■ **実施タスク**:
1 - リニアについての日記で、筆者が思い出したと述べている村上一郎の著作名は何か。
2 - リニアについての日記を、最後の文の直後から書き継げ。

■ **出典文書**:
.....
ぼくらの日記絵・絵心伝心 

日々の出来事や心境を絵日記風に伝えるジャーナリズム。下手な絵を媒介に、落ち着いて、考え、語ることが目的です。

リニアの実現とその成果に期待

2024年05月19日 | 日記

          黄色いバラ

 川勝静岡県知事の辞任に伴い、東京と中部、関西を結ぶリニアモーターカーの開発をめぐって新たな筋道がついたようだ。だが論議は依然錯綜気味である。工事推進派は、知事のクレームで頓挫していることに、呆れ返っていた。民間であるJRのこととはいえ、一種の国家事業であるから、一地方の知事が出る幕は、別のところではないか、とも。
  一方、静岡県内の地方都市では、自然保護の観点から、川勝支持の動きがあるようだ。一部識者も、この開発に反対を表明している人もいる。ともあれ、知事の辞任で、工事はようやく進むようだが、完成は大分遅れることになる。
 結局、この開発では、環境面だけでなく、土木、建設他、経済的、地形的な様々な矛盾を抱えており、意見が錯綜しているということになる。
 そこで思い出すのは、村上一郎「日本軍隊論序説」である。明治維新後、日本は近代化を進める上で、軍隊の果たした役割は極めて大きかった。軍隊の編成無くして日本は近代化できなかったのだと指摘しているのである。たとえば、軍靴。それまでは日本人は靴の生活ではなかった。軍隊が靴の生活を一般人にもたらしたこと。そして皮革業が栄えたこと。靴だけではない、衣服や食品も同じ。さらには、言語=話し言葉が、東北と九州でも共通化していった。つまり今日の生活マナーの統一は軍隊が先導したということ。軍隊は、戦争や差別、強権のいわば諸悪の根源だと述べる人がいるが、確かにそうではあるものの、軍隊の果たした社会的役割を見落としてはなるまい。
 これは日本だけのことではない。西欧列強でも同じである。アメリカでも同じ。小川寛大「南北戦争」の中でも武器や服装をめぐる南北の差が明記されている。北軍が勝利することで、アメリカは、衣服から何やら統一されたのである。
.....
■ **提供エントリ**:
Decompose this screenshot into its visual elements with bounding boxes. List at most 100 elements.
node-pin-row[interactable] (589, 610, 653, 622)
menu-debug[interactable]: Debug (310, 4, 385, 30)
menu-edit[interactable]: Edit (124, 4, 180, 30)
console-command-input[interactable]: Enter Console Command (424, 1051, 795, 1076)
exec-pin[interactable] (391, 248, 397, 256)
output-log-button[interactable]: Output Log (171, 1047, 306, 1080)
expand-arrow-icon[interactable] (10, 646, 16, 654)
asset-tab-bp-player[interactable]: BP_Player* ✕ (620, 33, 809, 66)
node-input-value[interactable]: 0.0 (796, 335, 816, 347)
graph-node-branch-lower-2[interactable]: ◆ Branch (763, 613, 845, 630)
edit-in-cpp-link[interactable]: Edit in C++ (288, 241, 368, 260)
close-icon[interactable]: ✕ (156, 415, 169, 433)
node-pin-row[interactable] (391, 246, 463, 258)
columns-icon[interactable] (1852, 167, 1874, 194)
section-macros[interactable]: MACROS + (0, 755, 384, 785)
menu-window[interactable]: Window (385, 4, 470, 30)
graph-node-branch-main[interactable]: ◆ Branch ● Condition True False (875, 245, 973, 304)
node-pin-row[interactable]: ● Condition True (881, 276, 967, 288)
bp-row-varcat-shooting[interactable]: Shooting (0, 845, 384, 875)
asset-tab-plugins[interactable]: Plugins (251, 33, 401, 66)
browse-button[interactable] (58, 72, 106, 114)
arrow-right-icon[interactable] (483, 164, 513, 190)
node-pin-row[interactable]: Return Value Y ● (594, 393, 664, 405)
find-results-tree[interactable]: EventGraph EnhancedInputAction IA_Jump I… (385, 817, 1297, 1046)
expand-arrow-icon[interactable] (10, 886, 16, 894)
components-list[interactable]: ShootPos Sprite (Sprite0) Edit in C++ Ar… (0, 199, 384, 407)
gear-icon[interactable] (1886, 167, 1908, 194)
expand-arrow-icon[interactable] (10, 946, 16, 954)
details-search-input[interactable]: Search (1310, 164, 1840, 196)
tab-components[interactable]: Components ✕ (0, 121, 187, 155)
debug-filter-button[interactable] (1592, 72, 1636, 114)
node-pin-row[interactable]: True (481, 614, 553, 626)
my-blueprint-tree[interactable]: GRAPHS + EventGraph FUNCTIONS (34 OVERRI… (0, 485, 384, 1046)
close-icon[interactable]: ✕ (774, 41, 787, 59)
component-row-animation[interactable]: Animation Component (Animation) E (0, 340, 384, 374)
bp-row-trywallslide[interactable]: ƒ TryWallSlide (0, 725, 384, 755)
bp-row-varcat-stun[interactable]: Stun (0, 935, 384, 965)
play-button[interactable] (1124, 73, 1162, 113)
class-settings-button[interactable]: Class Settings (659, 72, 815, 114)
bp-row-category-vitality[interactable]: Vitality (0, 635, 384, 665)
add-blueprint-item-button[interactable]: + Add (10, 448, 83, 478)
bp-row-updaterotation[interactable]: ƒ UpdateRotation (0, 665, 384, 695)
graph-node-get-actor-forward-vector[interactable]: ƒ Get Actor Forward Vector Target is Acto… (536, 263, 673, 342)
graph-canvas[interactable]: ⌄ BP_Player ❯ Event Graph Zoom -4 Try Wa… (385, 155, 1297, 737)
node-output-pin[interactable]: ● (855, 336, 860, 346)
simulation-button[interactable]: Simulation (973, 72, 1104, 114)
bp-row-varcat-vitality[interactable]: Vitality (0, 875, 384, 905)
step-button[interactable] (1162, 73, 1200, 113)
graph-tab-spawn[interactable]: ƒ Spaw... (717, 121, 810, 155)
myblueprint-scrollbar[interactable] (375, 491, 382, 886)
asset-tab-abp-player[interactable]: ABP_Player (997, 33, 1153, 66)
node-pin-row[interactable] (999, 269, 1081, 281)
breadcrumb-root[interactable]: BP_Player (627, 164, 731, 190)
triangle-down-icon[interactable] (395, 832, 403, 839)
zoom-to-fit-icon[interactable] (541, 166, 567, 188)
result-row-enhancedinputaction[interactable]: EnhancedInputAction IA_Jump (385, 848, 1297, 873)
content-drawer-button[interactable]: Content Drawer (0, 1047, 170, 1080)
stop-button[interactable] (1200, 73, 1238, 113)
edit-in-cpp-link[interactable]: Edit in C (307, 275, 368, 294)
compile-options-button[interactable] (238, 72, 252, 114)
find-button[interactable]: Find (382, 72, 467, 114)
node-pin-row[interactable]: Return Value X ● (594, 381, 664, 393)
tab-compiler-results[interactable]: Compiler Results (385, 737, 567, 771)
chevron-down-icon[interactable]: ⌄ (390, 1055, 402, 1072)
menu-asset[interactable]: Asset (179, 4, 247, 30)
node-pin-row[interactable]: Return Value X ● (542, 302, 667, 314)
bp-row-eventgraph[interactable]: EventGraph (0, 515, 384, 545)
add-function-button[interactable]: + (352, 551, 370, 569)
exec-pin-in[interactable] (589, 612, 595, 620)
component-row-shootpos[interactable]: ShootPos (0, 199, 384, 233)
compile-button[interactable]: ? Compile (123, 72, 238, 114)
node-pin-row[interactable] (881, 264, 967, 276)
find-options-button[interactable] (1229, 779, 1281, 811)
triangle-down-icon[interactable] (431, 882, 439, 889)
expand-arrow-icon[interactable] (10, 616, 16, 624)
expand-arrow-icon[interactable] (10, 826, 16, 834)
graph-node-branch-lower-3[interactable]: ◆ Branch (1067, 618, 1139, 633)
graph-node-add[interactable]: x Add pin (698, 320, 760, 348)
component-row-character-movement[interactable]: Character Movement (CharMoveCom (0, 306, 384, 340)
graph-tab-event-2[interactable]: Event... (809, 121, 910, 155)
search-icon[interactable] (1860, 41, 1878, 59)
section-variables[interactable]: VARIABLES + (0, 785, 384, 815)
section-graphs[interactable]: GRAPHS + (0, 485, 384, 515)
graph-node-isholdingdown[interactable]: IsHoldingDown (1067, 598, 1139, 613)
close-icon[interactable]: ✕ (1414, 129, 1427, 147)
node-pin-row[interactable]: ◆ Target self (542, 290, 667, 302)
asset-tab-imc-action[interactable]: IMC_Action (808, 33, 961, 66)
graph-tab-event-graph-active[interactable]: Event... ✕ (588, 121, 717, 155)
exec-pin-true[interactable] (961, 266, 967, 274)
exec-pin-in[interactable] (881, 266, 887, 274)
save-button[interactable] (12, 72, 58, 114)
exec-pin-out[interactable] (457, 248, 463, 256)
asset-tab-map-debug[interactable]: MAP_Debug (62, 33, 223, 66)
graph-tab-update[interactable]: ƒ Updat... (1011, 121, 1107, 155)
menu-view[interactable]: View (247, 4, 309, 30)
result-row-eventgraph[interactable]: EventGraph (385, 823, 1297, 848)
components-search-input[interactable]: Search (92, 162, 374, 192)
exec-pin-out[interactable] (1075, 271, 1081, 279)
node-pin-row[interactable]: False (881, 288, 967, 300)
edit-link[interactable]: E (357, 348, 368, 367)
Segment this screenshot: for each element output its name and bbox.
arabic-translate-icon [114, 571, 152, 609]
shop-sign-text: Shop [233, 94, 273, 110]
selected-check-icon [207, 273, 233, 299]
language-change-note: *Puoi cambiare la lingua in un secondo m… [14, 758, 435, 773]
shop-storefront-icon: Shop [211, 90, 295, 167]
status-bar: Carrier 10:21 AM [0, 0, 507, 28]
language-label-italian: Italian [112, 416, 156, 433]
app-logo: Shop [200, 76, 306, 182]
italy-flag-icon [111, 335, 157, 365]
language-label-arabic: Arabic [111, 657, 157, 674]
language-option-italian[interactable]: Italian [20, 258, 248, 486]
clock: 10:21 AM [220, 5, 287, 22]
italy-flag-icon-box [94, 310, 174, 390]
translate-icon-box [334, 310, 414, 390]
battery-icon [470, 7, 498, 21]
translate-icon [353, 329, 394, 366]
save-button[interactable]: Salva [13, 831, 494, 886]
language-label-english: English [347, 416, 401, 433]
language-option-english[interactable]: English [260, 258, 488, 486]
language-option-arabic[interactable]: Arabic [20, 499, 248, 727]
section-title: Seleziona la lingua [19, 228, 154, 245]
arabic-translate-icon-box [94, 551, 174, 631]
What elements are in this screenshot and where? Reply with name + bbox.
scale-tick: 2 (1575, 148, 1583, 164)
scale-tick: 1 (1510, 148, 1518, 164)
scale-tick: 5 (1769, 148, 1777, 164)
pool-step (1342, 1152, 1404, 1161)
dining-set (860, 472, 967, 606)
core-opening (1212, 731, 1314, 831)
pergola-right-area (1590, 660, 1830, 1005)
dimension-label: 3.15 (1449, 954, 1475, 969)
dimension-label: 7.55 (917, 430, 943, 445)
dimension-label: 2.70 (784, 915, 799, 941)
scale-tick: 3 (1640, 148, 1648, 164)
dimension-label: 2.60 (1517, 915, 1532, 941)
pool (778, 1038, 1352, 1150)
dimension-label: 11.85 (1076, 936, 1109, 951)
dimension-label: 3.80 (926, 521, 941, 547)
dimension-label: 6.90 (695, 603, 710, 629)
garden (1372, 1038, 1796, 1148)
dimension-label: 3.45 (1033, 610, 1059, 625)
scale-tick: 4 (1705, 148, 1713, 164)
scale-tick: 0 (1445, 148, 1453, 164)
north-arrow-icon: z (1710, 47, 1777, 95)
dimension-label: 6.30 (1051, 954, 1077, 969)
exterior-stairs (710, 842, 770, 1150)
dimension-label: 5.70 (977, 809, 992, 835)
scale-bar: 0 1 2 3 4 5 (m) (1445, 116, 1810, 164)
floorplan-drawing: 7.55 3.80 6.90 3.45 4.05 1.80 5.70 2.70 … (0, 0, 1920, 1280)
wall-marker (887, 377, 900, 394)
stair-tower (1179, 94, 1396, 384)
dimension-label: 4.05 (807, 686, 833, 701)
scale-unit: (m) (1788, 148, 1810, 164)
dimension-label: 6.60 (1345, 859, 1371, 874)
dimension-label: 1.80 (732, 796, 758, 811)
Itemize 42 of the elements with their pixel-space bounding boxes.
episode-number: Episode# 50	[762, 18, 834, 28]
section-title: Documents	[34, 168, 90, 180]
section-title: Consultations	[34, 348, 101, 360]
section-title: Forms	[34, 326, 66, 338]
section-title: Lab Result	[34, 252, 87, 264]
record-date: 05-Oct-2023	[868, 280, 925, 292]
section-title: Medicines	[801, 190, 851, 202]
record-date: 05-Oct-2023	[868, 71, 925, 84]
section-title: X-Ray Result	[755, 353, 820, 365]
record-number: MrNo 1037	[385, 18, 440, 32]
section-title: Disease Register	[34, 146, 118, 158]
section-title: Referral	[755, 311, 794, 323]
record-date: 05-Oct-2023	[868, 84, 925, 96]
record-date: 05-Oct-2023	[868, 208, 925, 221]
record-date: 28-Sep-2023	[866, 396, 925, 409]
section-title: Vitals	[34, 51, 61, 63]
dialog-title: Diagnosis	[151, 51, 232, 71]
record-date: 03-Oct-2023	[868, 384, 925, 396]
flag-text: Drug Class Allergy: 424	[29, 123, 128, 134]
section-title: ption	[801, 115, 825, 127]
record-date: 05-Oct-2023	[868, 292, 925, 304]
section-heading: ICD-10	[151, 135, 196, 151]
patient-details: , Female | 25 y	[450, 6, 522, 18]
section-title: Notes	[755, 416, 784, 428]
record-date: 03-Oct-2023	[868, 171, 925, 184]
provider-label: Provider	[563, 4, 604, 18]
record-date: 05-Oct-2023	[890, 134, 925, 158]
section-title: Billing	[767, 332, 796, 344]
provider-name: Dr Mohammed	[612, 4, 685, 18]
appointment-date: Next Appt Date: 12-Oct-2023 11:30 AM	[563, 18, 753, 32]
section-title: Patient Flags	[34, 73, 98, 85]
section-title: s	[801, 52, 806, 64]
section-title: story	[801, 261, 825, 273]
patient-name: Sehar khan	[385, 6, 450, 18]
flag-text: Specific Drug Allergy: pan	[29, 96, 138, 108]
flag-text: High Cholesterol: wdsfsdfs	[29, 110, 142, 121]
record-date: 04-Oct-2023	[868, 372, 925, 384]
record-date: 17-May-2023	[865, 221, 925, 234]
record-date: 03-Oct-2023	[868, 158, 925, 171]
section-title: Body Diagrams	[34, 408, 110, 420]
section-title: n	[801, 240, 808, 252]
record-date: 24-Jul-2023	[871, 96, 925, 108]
.....
■ **解答**:
1 - 「日本軍隊論序説」

2 -
 私たちが現在親しんでいるテレビも軍隊なしには考えられない。テレビを開発したのはアメリカ軍であり、その目的は映像によっての新兵の軍事教練だった。それまで口頭だったものが、映画を使うようになり、さらにテレビに発展していったのである。そのインテリジェンスはもちろんスパイに応用され、今日に至っていることは周知の通り。インターネットも軍事産業から生まれたものである。
 話が横道に逸れてしまったが、リニアのような巨大、かつ先端的な事業は、直接的な役割だけで成否を判じることはできない。スピードアップして、飛行機より早く目的地につけること、とかが問題ではない。たとえば、リニアになることで架線はいらなくなる。そのことだけでも大事件だと思う。現在の交通システムがガラリと変わることになる。
 環境面も同様。地表部は電柱などが撤去され、自然性が復活できる。水源が心配というのなら、いくらでも地盤を変更できよう。築堤し水路を変更することと同じである。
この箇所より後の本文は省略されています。